■ Work to do: Write out the data below in full. Keep it exact.

■ Record set:
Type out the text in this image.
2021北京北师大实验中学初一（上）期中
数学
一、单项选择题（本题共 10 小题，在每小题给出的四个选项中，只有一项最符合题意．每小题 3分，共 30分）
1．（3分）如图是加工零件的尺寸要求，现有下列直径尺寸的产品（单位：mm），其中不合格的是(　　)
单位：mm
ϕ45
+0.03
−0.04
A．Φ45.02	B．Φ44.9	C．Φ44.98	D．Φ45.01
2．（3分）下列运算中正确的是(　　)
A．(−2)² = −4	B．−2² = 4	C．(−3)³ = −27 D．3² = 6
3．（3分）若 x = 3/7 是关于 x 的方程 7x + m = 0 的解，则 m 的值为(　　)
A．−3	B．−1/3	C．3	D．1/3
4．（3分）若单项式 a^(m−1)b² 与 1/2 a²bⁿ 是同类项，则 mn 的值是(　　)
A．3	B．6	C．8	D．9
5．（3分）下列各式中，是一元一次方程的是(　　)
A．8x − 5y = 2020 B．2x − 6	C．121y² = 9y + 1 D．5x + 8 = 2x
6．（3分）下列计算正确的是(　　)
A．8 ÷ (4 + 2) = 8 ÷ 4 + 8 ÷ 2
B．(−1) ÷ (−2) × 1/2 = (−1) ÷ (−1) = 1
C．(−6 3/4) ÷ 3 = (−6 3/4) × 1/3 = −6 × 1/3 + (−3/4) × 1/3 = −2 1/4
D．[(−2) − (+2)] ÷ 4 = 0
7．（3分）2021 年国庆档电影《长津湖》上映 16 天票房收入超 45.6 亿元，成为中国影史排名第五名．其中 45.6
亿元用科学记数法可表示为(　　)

■ Reply:
Type out the text in this image.
2021北京北师大实验中学初一（上）期中
数学
一、单项选择题（本题共 10 小题，在每小题给出的四个选项中，只有一项最符合题意．每小题 3分，共 30分）
1．（3分）如图是加工零件的尺寸要求，现有下列直径尺寸的产品（单位：mm），其中不合格的是(　　)
单位：mm
ϕ45
+0.03
−0.04
A．Φ45.02	B．Φ44.9	C．Φ44.98	D．Φ45.01
2．（3分）下列运算中正确的是(　　)
A．(−2)² = −4	B．−2² = 4	C．(−3)³ = −27 D．3² = 6
3．（3分）若 x = 3/7 是关于 x 的方程 7x + m = 0 的解，则 m 的值为(　　)
A．−3	B．−1/3	C．3	D．1/3
4．（3分）若单项式 a^(m−1)b² 与 1/2 a²bⁿ 是同类项，则 mn 的值是(　　)
A．3	B．6	C．8	D．9
5．（3分）下列各式中，是一元一次方程的是(　　)
A．8x − 5y = 2020 B．2x − 6	C．121y² = 9y + 1 D．5x + 8 = 2x
6．（3分）下列计算正确的是(　　)
A．8 ÷ (4 + 2) = 8 ÷ 4 + 8 ÷ 2
B．(−1) ÷ (−2) × 1/2 = (−1) ÷ (−1) = 1
C．(−6 3/4) ÷ 3 = (−6 3/4) × 1/3 = −6 × 1/3 + (−3/4) × 1/3 = −2 1/4
D．[(−2) − (+2)] ÷ 4 = 0
7．（3分）2021 年国庆档电影《长津湖》上映 16 天票房收入超 45.6 亿元，成为中国影史排名第五名．其中 45.6
亿元用科学记数法可表示为(　　)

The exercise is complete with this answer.